Data listing:
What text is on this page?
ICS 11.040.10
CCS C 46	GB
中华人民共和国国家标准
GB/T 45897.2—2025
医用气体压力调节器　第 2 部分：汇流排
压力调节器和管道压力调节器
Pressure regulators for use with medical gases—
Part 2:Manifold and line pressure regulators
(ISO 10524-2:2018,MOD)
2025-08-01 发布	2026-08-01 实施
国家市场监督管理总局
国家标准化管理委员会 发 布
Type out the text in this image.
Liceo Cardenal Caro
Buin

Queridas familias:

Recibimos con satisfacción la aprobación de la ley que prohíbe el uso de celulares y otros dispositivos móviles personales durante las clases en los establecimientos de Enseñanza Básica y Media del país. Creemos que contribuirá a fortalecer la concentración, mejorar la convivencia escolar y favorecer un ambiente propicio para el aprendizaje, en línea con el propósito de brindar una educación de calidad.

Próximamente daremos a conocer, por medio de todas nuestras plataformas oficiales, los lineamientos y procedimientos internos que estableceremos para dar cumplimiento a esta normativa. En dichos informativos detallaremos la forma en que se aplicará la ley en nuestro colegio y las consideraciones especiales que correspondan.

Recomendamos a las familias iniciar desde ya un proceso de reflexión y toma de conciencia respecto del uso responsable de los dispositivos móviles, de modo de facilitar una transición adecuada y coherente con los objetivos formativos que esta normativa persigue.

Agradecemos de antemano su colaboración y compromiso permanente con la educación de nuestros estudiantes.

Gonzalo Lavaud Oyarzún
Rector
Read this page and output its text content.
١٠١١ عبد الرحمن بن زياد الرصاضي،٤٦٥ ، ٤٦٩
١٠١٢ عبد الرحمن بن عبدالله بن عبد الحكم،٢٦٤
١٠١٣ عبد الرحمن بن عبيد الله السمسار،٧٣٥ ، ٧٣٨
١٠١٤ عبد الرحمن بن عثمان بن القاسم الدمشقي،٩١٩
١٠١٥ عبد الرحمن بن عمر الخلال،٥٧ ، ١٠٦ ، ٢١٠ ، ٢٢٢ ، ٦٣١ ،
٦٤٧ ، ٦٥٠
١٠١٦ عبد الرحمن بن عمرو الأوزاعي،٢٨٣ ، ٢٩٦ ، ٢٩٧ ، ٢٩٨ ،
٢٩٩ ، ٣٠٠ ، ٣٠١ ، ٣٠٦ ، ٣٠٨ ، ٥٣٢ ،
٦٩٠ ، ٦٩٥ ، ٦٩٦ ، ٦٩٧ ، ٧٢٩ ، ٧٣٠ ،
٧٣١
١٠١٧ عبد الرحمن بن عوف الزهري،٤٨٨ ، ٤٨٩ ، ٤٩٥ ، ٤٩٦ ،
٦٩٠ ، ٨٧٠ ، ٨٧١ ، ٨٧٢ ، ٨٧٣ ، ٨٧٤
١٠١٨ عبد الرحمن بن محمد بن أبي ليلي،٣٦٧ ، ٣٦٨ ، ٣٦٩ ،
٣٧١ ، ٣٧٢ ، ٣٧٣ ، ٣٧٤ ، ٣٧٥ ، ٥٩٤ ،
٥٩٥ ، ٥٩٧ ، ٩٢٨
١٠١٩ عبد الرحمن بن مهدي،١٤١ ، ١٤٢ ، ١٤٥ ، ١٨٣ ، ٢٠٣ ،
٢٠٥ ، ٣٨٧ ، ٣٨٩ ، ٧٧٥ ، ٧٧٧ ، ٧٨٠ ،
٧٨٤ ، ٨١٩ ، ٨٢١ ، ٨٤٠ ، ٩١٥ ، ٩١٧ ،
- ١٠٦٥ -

**Problem to work on:**
From the entries above, list each line with "educación" in it.

**In response:**
Recibimos con satisfacción la aprobación de la ley que prohíbe el uso de celulares y otros dispositivos móviles personales durante las clases en los establecimientos de Enseñanza Básica y Media del país. Creemos que contribuirá a fortalecer la concentración, mejorar la convivencia escolar y favorecer un ambiente propicio para el aprendizaje, en línea con el propósito de brindar una educación de calidad.
Agradecemos de antemano su colaboración y compromiso permanente con la educación de nuestros estudiantes.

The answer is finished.